(Extracted data entries)
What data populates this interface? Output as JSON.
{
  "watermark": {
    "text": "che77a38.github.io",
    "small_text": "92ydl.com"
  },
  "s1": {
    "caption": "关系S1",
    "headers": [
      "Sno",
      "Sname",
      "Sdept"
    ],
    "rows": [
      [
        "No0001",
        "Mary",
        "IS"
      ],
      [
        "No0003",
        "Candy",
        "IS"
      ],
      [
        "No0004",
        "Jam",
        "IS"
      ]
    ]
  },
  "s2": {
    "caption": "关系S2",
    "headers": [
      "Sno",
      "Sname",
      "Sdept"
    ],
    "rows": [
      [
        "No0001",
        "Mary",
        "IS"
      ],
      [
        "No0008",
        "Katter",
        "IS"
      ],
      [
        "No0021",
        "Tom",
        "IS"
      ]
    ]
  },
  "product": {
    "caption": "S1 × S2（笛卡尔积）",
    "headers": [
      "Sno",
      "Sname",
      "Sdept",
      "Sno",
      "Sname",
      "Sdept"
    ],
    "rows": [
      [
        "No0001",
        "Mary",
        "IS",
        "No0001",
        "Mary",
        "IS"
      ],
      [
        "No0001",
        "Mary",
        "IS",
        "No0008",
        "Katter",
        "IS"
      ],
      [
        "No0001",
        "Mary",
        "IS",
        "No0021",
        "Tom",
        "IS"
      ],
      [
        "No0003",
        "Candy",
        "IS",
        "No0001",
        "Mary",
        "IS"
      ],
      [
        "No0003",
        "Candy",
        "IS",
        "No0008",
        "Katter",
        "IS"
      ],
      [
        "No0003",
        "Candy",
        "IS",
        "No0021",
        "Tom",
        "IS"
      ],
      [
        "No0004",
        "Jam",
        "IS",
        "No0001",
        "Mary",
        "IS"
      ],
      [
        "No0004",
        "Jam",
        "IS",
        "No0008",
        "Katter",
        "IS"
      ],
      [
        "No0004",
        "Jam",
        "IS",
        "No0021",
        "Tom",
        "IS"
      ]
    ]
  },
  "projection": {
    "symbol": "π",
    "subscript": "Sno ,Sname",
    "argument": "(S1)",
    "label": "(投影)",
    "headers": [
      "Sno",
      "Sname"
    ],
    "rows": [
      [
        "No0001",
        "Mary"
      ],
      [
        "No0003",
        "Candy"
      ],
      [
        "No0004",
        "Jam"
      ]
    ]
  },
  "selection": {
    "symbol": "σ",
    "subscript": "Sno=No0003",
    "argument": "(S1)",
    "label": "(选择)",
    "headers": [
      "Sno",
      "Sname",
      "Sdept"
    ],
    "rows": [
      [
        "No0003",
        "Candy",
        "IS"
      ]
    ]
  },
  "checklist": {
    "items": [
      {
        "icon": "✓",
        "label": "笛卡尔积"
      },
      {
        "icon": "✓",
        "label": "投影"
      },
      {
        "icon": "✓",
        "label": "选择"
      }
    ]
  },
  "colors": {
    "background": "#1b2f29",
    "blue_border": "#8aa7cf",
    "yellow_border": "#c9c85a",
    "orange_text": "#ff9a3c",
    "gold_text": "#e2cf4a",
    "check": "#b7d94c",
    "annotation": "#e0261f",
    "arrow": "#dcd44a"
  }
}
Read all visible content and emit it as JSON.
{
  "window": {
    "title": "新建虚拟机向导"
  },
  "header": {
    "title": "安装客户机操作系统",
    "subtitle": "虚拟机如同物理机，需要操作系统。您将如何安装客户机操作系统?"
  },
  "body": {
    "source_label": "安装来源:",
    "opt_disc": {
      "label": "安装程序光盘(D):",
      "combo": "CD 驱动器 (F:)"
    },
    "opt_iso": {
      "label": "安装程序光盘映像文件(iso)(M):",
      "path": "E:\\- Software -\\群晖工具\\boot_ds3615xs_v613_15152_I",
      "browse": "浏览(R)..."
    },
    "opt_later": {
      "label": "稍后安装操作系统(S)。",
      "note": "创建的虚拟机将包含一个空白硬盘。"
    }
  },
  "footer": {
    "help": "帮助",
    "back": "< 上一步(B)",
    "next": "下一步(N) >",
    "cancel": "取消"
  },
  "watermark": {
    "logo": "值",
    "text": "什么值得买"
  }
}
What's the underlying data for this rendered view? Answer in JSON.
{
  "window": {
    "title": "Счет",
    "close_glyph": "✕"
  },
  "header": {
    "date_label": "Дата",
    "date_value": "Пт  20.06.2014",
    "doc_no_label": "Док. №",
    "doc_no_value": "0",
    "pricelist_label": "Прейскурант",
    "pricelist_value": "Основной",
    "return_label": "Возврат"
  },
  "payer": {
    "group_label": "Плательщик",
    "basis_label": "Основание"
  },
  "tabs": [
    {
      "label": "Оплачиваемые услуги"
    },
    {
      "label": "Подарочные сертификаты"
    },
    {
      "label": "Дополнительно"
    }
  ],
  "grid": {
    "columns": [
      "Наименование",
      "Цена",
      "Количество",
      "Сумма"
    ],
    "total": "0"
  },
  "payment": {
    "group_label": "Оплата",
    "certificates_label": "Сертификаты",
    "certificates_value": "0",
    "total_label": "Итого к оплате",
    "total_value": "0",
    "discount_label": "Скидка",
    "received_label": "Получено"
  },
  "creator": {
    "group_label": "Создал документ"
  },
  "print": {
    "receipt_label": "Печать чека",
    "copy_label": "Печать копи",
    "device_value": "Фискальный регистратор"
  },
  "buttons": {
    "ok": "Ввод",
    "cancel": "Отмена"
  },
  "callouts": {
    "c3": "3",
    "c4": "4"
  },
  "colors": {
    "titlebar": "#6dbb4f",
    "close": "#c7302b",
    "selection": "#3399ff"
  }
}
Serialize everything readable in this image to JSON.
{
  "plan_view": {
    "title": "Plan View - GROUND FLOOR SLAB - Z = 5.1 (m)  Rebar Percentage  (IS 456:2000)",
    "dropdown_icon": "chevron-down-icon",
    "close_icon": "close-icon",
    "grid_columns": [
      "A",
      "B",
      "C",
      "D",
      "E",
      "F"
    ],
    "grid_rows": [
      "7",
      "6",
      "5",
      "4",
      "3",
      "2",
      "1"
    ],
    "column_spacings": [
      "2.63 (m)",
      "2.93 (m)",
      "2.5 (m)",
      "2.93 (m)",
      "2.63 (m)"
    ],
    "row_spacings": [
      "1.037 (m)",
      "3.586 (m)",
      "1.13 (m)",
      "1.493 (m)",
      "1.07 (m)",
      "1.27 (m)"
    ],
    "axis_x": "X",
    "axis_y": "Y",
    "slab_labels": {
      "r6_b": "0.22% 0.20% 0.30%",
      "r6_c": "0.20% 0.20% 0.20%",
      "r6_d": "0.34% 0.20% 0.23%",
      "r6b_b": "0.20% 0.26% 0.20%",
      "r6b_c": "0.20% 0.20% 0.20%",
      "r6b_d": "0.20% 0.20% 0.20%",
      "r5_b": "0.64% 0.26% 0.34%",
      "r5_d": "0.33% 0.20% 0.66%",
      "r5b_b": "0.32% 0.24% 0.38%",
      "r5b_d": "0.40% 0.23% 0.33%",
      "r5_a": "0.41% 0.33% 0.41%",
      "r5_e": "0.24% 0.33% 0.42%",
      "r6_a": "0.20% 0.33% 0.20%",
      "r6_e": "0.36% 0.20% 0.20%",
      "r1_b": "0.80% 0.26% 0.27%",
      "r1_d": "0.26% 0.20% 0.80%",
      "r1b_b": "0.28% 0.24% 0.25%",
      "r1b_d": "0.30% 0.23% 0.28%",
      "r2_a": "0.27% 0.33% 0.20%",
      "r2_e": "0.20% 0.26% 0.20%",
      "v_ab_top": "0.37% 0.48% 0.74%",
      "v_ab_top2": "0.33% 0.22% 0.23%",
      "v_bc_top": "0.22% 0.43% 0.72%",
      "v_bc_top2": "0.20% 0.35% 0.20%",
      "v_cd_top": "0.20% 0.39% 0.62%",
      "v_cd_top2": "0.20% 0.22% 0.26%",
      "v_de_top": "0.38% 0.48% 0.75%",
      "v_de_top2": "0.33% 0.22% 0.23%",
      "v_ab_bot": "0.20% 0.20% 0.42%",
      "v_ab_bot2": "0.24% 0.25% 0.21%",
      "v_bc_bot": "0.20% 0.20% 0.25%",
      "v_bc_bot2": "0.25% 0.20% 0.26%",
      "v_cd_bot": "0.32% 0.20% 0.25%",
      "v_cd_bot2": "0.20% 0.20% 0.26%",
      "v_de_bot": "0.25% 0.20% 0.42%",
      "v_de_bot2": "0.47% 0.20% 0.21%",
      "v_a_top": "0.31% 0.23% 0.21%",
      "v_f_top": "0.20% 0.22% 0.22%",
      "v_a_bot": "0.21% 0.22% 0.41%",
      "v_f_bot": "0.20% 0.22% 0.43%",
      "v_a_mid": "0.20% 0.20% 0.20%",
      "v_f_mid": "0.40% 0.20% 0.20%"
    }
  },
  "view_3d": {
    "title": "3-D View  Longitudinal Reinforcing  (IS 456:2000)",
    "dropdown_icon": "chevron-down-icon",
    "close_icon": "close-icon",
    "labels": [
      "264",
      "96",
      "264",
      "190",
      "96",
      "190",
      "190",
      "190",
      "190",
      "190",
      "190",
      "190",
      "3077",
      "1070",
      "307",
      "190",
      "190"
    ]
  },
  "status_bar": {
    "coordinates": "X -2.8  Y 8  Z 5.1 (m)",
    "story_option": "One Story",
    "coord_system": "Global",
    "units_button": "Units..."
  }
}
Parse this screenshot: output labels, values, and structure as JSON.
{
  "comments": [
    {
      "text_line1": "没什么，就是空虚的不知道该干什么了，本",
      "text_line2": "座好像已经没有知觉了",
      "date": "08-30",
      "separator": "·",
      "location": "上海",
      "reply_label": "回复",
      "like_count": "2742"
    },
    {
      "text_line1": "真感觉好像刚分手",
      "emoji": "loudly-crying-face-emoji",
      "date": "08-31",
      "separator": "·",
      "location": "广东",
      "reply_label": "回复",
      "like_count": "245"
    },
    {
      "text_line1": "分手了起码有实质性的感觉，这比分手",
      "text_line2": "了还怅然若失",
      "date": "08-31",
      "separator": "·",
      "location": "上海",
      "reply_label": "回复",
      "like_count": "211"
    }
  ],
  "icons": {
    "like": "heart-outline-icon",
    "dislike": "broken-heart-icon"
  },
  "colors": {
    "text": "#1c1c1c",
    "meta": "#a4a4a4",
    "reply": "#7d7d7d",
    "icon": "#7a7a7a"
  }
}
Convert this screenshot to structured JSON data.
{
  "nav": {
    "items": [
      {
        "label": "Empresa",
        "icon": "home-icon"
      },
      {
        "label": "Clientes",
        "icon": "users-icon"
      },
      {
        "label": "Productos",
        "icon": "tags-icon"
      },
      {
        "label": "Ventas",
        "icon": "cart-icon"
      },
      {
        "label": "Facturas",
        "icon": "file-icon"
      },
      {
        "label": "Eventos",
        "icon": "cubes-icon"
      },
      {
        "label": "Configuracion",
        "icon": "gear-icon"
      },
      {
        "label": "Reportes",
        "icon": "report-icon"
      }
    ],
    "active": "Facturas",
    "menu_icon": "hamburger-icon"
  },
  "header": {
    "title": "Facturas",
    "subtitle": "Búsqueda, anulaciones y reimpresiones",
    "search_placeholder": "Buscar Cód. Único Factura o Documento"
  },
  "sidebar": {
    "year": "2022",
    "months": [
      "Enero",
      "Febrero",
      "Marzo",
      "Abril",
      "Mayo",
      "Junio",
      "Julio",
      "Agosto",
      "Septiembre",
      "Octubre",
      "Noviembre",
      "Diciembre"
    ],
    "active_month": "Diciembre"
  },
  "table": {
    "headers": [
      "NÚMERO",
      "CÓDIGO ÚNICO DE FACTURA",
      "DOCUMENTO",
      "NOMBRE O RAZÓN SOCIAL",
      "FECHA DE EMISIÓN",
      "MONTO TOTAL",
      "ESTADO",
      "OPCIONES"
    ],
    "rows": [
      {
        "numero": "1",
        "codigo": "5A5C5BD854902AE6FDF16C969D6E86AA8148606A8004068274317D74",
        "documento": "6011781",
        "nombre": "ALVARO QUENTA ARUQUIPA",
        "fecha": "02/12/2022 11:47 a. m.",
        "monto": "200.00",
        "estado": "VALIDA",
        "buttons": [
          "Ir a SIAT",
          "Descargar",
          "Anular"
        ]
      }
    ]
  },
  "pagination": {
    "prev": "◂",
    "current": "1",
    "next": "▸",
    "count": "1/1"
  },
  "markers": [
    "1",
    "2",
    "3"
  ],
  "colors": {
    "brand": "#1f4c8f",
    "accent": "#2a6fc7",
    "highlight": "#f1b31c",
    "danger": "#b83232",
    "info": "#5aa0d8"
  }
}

▶ [REQUIREMENT]
Pull out every line in the data above that has the word "What".

▶ [RESULT OF THIS EXERCISE]
What data populates this interface? Output as JSON.
What's the underlying data for this rendered view? Answer in JSON.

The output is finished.